== What is needed ==
Select and copy out every line in the records containing "为偶函数".

== Extracted material ==
==========

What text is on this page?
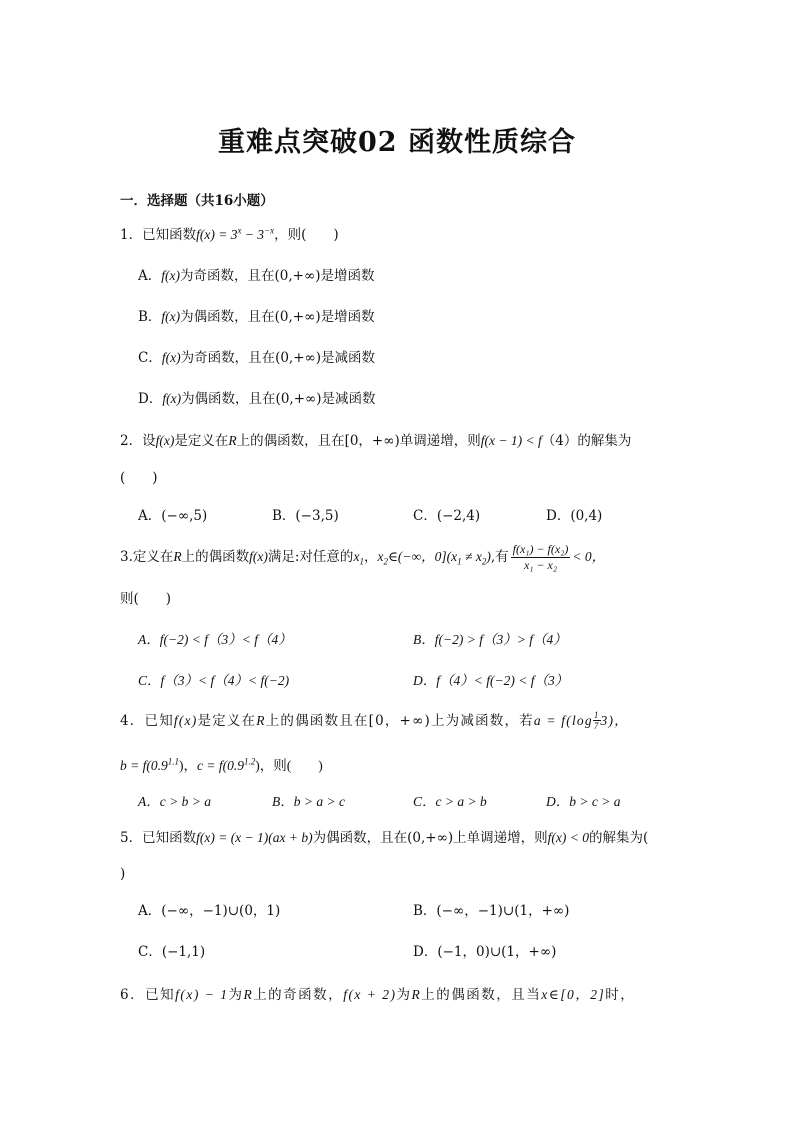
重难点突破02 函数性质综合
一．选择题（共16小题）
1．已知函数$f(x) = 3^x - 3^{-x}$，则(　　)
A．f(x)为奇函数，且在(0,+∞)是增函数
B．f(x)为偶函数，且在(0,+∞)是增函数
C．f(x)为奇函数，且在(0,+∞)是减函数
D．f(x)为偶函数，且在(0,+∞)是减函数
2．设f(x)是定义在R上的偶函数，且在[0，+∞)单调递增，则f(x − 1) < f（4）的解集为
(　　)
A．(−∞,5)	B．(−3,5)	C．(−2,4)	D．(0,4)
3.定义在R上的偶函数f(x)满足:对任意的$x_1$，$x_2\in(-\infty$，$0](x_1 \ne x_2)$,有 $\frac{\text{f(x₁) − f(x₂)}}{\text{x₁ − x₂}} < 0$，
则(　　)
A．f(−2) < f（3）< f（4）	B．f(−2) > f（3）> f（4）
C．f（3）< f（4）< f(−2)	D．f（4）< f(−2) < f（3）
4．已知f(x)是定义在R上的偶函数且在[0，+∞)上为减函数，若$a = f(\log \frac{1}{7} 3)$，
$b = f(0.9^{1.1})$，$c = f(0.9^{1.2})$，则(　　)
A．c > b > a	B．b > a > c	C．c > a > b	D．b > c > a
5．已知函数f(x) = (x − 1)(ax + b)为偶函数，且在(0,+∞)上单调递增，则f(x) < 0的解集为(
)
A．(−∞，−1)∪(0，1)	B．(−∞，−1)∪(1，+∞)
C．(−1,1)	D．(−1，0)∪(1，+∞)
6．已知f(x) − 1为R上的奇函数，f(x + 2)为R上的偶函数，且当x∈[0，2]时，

==========

== Answer to this task ==
B．f(x)为偶函数，且在(0,+∞)是增函数
D．f(x)为偶函数，且在(0,+∞)是减函数
5．已知函数f(x) = (x − 1)(ax + b)为偶函数，且在(0,+∞)上单调递增，则f(x) < 0的解集为(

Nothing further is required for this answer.